Locate all lines with the word "Ratio" and copy them out.
── Data for processing ──
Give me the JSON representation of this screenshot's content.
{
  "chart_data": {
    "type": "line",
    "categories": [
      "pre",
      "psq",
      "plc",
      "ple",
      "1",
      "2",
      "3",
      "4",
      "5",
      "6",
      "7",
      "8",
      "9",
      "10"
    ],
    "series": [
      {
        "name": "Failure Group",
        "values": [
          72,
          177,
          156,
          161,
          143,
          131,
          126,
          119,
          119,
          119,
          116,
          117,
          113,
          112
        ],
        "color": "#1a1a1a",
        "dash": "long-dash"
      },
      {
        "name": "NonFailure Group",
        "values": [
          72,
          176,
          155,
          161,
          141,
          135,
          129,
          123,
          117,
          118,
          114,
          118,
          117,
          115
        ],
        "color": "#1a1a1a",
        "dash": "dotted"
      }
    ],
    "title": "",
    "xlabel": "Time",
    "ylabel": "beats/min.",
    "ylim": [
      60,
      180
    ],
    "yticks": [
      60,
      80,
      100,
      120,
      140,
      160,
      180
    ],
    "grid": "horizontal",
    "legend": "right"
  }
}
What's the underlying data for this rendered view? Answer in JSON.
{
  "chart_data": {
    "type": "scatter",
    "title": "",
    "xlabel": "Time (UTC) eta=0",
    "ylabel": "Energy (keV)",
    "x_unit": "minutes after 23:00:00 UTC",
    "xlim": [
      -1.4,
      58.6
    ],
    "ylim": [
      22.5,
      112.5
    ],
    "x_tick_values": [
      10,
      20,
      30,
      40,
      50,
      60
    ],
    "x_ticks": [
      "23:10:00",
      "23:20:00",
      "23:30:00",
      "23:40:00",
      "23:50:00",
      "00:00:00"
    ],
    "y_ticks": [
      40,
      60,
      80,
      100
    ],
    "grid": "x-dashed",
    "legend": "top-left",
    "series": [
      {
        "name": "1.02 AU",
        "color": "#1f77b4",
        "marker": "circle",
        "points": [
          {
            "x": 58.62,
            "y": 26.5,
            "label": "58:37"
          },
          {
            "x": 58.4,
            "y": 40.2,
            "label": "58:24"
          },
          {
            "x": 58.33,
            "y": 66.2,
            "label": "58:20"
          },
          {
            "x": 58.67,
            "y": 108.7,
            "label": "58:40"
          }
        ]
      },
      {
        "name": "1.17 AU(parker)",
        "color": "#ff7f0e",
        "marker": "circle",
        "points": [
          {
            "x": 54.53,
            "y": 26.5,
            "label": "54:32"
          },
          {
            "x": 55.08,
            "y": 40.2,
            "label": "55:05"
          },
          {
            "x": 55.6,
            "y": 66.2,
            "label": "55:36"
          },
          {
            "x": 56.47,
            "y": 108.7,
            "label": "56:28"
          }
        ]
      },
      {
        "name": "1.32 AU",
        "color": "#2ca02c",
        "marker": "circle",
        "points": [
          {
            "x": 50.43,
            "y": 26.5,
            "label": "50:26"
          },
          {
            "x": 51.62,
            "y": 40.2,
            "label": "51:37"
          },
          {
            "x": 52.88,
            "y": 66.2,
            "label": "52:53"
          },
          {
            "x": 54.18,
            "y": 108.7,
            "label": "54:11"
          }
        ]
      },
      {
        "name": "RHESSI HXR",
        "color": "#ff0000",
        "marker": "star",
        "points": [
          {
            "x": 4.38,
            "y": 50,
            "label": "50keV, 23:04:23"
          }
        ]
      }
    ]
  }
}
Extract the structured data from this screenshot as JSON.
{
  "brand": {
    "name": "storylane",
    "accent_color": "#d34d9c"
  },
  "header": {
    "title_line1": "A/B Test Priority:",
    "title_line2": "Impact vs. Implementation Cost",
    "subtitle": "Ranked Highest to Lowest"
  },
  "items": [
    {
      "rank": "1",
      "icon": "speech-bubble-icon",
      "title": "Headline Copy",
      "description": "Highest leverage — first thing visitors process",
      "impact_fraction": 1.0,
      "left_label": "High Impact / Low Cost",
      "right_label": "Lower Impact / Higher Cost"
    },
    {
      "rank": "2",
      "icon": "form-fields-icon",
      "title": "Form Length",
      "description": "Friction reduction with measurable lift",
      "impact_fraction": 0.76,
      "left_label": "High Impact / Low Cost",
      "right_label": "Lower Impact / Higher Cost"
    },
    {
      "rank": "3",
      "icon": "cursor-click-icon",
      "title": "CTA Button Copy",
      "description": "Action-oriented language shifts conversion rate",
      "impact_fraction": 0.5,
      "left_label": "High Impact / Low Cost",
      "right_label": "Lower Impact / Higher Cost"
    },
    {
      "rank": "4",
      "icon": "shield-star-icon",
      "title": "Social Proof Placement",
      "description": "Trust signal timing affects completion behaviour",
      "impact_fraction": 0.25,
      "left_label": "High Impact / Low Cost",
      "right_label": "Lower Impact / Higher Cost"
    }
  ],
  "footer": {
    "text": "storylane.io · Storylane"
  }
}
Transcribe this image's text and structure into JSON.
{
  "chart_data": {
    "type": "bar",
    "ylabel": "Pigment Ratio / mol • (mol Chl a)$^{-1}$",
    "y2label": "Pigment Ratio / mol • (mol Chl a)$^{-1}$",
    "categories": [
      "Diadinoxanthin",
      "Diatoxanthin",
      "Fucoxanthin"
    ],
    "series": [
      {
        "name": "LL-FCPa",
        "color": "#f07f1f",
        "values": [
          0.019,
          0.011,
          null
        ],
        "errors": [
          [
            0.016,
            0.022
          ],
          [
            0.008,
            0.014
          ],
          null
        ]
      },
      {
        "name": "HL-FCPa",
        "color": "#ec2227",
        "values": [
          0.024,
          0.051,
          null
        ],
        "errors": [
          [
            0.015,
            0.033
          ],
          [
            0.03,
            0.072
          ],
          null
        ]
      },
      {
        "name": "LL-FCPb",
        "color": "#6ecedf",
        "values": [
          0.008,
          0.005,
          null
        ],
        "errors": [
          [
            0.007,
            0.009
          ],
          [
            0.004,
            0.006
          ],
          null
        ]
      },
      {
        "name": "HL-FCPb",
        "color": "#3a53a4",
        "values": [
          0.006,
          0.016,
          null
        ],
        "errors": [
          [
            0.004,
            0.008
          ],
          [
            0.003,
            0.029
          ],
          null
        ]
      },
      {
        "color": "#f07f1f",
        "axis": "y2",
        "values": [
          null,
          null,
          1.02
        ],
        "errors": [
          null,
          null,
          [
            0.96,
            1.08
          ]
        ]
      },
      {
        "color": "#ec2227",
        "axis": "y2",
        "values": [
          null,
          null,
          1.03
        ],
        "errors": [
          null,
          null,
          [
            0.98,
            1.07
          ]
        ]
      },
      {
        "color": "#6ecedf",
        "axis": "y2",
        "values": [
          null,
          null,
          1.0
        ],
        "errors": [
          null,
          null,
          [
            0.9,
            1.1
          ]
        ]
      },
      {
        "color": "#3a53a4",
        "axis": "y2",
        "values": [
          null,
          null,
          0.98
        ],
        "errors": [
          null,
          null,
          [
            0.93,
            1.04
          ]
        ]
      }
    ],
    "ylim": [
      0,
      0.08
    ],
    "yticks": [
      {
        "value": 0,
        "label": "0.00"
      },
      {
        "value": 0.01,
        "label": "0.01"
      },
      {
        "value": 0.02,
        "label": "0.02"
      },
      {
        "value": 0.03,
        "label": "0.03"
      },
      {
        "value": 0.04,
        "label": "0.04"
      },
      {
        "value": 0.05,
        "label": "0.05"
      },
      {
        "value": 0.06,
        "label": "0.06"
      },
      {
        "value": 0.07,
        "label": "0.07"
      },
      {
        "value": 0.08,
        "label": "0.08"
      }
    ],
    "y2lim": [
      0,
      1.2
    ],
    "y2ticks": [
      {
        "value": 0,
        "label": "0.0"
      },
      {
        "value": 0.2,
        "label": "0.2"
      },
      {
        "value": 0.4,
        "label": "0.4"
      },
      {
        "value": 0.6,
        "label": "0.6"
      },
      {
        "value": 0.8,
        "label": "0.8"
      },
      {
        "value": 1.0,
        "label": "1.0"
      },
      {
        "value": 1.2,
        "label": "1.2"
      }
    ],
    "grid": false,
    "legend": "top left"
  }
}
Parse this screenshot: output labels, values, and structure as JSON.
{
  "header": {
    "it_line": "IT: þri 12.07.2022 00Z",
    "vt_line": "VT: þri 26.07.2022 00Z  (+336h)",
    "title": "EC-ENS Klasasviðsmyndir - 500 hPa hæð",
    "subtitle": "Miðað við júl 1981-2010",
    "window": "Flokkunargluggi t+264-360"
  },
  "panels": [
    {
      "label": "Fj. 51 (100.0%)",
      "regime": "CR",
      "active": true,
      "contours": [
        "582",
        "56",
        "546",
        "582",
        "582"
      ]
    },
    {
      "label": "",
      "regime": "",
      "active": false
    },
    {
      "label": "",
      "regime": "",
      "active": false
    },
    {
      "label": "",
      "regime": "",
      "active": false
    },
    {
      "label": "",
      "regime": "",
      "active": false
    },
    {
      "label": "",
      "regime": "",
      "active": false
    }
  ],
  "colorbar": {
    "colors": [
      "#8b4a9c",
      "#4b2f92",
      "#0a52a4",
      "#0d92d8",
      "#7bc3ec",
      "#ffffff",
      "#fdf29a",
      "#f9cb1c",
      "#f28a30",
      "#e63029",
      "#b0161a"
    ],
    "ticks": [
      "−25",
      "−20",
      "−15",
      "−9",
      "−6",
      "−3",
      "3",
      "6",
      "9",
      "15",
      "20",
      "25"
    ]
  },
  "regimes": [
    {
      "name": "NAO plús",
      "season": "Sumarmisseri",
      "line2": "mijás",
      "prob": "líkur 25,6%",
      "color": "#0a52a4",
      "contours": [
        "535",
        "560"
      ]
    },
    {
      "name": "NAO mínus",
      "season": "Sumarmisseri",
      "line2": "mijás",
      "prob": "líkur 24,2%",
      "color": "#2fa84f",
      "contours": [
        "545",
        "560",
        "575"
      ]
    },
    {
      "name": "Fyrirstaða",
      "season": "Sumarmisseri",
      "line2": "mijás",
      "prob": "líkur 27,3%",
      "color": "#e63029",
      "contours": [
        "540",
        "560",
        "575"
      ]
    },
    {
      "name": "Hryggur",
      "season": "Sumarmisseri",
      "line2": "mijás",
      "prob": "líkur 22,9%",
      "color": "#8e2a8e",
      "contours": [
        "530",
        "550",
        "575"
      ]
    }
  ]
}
───
*Answer in full:*
    "ylabel": "Pigment Ratio / mol • (mol Chl a)$^{-1}$",
    "y2label": "Pigment Ratio / mol • (mol Chl a)$^{-1}$",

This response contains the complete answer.